Objetivo da tarefa:
Copie fielmente o trecho do texto sobre o fim da escala 6×1 que vai de "- 2 min de leitura" até "pelo calendário eleitoral.", inclusive.

─── Texto de leitura

Planalto aposta no fim da escala 6×1 para reacender protagonismo político no Dia do Trabalhador
- Marcus Modesto
- 5 de fev.
- 2 min de leitura
Às vésperas do 1º de Maio, o Palácio do Planalto intensificou as articulações no Congresso Nacional para acelerar a análise do projeto que propõe o fim da escala de trabalho 6×1. A movimentação é vista internamente como estratégica para reposicionar o governo nas celebrações do Dia do Trabalhador, data historicamente ligada ao PT e à trajetória política do presidente Luiz Inácio Lula da Silva. As informações foram divulgadas pelo Metrópoles.
No núcleo do governo, a avaliação é de que um avanço concreto da proposta — seja com aprovação ou ganho de tração legislativa — pode devolver densidade política às manifestações do 1º de Maio. A ideia é transformar o debate sobre jornada de trabalho em um elemento central de mobilização social, especialmente em um ano marcado pelo calendário eleitoral.
A defesa do fim da escala 6×1 é tratada como uma pauta de alto potencial de engajamento. Auxiliares de Lula avaliam que o tema dialoga diretamente com questões cotidianas da população, como qualidade de vida, saúde mental e equilíbrio entre trabalho e descanso. Ao dar visibilidade a esse debate, o Executivo tenta ampliar sua agenda para além das discussões fiscais e dos programas sociais tradicionais.
Dentro do Planalto, há o entendimento de que o Dia do Trabalhador precisa voltar a ser um espaço de afirmação política do governo junto à sua base social. Nesse contexto, o avanço da proposta trabalhista funcionaria como um gesto simbólico e prático de compromisso com mudanças nas relações de trabalho, reforçando a identidade histórica do PT.
A coordenação das ações voltadas ao 1º de Maio ficou sob responsabilidade do ministro da Secretaria-Geral da Presidência, Guilherme Boulos, pasta responsável pelo diálogo com movimentos sociais e entidades representativas. A expectativa é organizar um ato com maior presença popular e participação direta do presidente da República.
A preocupação com a mobilização não é casual. No ano passado, a celebração em São Paulo teve público reduzido, episódio que gerou críticas públicas de Lula à organização do evento. O resultado foi interpretado internamente como um alerta sobre a necessidade de planejamento mais integrado e de uma pauta clara que dialogue com o eleitorado.
Além do debate sobre a jornada de trabalho, o governo pretende associar o 1º de Maio a outras propostas de impacto social, como a ampliação da faixa de isenção do Imposto de Renda para salários de até R$ 5 mil. A estratégia é consolidar uma narrativa focada na valorização da renda, no bem-estar dos trabalhadores e na retomada do simbolismo político da data.

──────
─── Conjunto de dados

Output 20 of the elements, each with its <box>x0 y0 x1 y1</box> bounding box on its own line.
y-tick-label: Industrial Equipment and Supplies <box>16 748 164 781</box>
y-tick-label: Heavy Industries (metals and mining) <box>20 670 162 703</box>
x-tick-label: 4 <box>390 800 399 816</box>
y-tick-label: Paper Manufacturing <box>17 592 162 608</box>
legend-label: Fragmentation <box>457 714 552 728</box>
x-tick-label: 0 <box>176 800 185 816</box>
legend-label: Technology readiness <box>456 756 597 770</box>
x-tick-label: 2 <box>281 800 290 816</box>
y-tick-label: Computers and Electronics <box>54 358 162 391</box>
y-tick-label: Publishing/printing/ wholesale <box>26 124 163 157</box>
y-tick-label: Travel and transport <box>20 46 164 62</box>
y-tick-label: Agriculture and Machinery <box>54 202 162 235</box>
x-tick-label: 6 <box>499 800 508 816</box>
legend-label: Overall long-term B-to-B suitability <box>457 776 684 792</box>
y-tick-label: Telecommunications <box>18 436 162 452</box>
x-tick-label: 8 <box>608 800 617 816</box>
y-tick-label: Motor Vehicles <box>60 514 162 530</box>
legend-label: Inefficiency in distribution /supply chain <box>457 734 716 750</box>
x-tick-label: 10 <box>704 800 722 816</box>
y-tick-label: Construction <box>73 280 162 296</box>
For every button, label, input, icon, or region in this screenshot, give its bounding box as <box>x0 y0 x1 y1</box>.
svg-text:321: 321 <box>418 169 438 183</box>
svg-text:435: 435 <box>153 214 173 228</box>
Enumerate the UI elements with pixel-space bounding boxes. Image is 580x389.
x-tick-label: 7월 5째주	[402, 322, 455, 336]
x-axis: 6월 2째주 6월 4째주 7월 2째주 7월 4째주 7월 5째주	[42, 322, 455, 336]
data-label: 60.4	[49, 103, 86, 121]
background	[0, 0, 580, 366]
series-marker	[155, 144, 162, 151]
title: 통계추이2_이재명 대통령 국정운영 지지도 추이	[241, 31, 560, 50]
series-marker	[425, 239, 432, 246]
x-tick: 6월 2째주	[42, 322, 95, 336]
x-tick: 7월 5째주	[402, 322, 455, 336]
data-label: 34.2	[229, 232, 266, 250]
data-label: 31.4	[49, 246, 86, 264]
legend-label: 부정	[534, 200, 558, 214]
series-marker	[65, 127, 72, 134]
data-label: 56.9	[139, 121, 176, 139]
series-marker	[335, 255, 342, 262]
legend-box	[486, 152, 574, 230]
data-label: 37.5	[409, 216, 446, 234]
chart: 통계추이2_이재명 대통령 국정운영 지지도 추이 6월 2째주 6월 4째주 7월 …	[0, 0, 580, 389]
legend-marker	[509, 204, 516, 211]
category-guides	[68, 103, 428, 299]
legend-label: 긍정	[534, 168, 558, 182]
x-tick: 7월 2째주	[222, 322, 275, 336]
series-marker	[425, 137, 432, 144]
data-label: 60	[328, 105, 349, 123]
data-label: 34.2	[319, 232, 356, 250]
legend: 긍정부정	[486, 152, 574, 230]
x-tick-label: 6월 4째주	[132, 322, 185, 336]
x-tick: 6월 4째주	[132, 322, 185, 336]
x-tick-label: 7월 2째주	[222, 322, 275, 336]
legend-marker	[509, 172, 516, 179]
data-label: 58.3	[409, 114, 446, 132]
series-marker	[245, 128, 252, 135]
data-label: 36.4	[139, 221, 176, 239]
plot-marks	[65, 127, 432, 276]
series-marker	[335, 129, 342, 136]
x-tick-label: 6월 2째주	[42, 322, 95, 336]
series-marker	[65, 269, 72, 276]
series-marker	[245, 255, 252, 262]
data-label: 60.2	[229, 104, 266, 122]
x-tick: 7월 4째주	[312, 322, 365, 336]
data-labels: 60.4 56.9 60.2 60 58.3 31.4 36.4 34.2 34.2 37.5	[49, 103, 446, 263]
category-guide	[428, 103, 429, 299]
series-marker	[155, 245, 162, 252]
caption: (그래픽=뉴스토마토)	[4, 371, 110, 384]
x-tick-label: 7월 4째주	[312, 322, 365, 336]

──────

Resposta do exercício:
- 2 min de leitura
Às vésperas do 1º de Maio, o Palácio do Planalto intensificou as articulações no Congresso Nacional para acelerar a análise do projeto que propõe o fim da escala de trabalho 6×1. A movimentação é vista internamente como estratégica para reposicionar o governo nas celebrações do Dia do Trabalhador, data historicamente ligada ao PT e à trajetória política do presidente Luiz Inácio Lula da Silva. As informações foram divulgadas pelo Metrópoles.
No núcleo do governo, a avaliação é de que um avanço concreto da proposta — seja com aprovação ou ganho de tração legislativa — pode devolver densidade política às manifestações do 1º de Maio. A ideia é transformar o debate sobre jornada de trabalho em um elemento central de mobilização social, especialmente em um ano marcado pelo calendário eleitoral.